#### [Goal]
The records below hold pictures; please leave those out and retype the rest exactly.

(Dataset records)
=====
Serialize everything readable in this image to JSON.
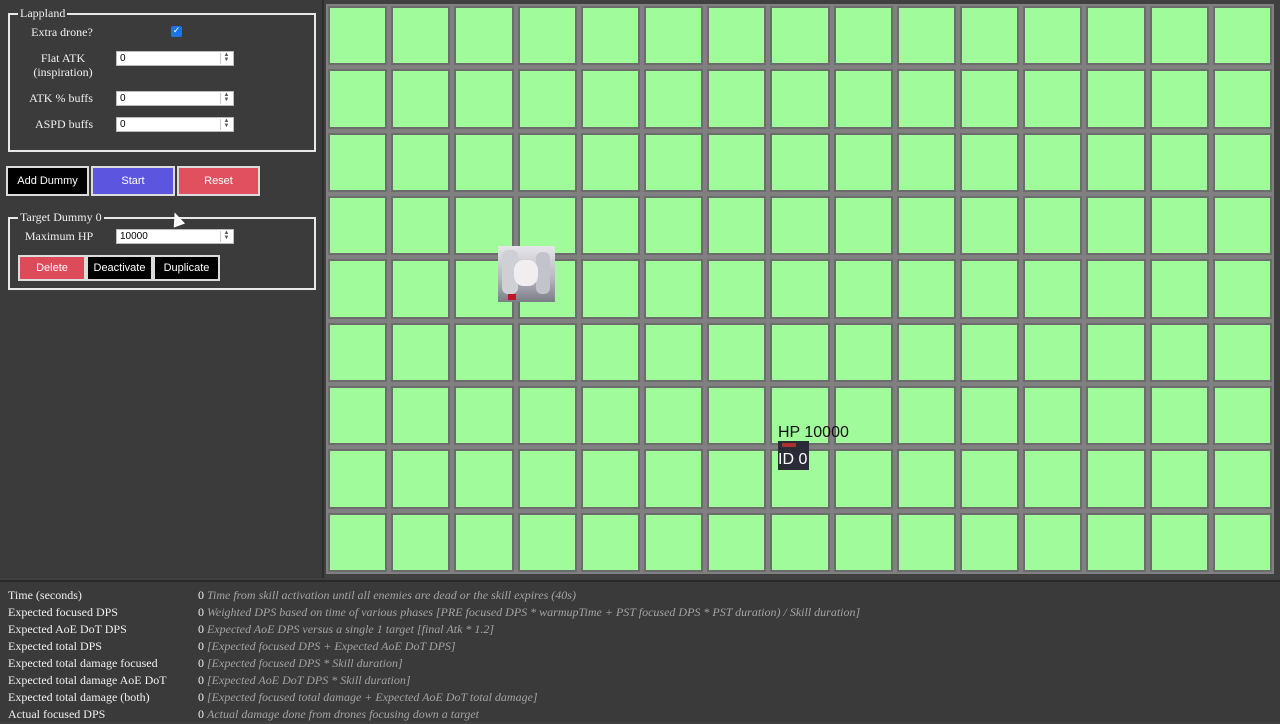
{
  "lappland": {
    "legend": "Lappland",
    "extra_drone_label": "Extra drone?",
    "extra_drone_checked": true,
    "flat_atk_label": "Flat ATK (inspiration)",
    "flat_atk_value": "0",
    "atk_pct_label": "ATK % buffs",
    "atk_pct_value": "0",
    "aspd_label": "ASPD buffs",
    "aspd_value": "0"
  },
  "controls": {
    "add_dummy": "Add Dummy",
    "start": "Start",
    "reset": "Reset"
  },
  "dummy_panel": {
    "legend": "Target Dummy 0",
    "max_hp_label": "Maximum HP",
    "max_hp_value": "10000",
    "delete": "Delete",
    "deactivate": "Deactivate",
    "duplicate": "Duplicate"
  },
  "board": {
    "dummy_hp": "HP 10000",
    "dummy_id": "ID 0"
  },
  "stats": [
    {
      "name": "Time (seconds)",
      "value": "0",
      "desc": "Time from skill activation until all enemies are dead or the skill expires (40s)"
    },
    {
      "name": "Expected focused DPS",
      "value": "0",
      "desc": "Weighted DPS based on time of various phases [PRE focused DPS * warmupTime + PST focused DPS * PST duration) / Skill duration]"
    },
    {
      "name": "Expected AoE DoT DPS",
      "value": "0",
      "desc": "Expected AoE DPS versus a single 1 target [final Atk * 1.2]"
    },
    {
      "name": "Expected total DPS",
      "value": "0",
      "desc": "[Expected focused DPS + Expected AoE DoT DPS]"
    },
    {
      "name": "Expected total damage focused",
      "value": "0",
      "desc": "[Expected focused DPS * Skill duration]"
    },
    {
      "name": "Expected total damage AoE DoT",
      "value": "0",
      "desc": "[Expected AoE DoT DPS * Skill duration]"
    },
    {
      "name": "Expected total damage (both)",
      "value": "0",
      "desc": "[Expected focused total damage + Expected AoE DoT total damage]"
    },
    {
      "name": "Actual focused DPS",
      "value": "0",
      "desc": "Actual damage done from drones focusing down a target"
    }
  ],
  "colors": {
    "tile": "#a0fb9a",
    "start_button": "#5b55e0",
    "reset_button": "#e0505e",
    "delete_button": "#dd4a5a"
  },
  "icons": {
    "operator": "lappland-operator-icon",
    "dummy": "target-dummy-icon"
  }
}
=====
#### [Reply]
Serialize everything readable in this image to JSON.
{
  "lappland": {
    "legend": "Lappland",
    "extra_drone_label": "Extra drone?",
    "extra_drone_checked": true,
    "flat_atk_label": "Flat ATK (inspiration)",
    "flat_atk_value": "0",
    "atk_pct_label": "ATK % buffs",
    "atk_pct_value": "0",
    "aspd_label": "ASPD buffs",
    "aspd_value": "0"
  },
  "controls": {
    "add_dummy": "Add Dummy",
    "start": "Start",
    "reset": "Reset"
  },
  "dummy_panel": {
    "legend": "Target Dummy 0",
    "max_hp_label": "Maximum HP",
    "max_hp_value": "10000",
    "delete": "Delete",
    "deactivate": "Deactivate",
    "duplicate": "Duplicate"
  },
  "board": {
    "dummy_hp": "HP 10000",
    "dummy_id": "ID 0"
  },
  "stats": [
    {
      "name": "Time (seconds)",
      "value": "0",
      "desc": "Time from skill activation until all enemies are dead or the skill expires (40s)"
    },
    {
      "name": "Expected focused DPS",
      "value": "0",
      "desc": "Weighted DPS based on time of various phases [PRE focused DPS * warmupTime + PST focused DPS * PST duration) / Skill duration]"
    },
    {
      "name": "Expected AoE DoT DPS",
      "value": "0",
      "desc": "Expected AoE DPS versus a single 1 target [final Atk * 1.2]"
    },
    {
      "name": "Expected total DPS",
      "value": "0",
      "desc": "[Expected focused DPS + Expected AoE DoT DPS]"
    },
    {
      "name": "Expected total damage focused",
      "value": "0",
      "desc": "[Expected focused DPS * Skill duration]"
    },
    {
      "name": "Expected total damage AoE DoT",
      "value": "0",
      "desc": "[Expected AoE DoT DPS * Skill duration]"
    },
    {
      "name": "Expected total damage (both)",
      "value": "0",
      "desc": "[Expected focused total damage + Expected AoE DoT total damage]"
    },
    {
      "name": "Actual focused DPS",
      "value": "0",
      "desc": "Actual damage done from drones focusing down a target"
    }
  ],
  "colors": {
    "tile": "#a0fb9a",
    "start_button": "#5b55e0",
    "reset_button": "#e0505e",
    "delete_button": "#dd4a5a"
  },
  "icons": {
    "operator": "lappland-operator-icon",
    "dummy": "target-dummy-icon"
  }
}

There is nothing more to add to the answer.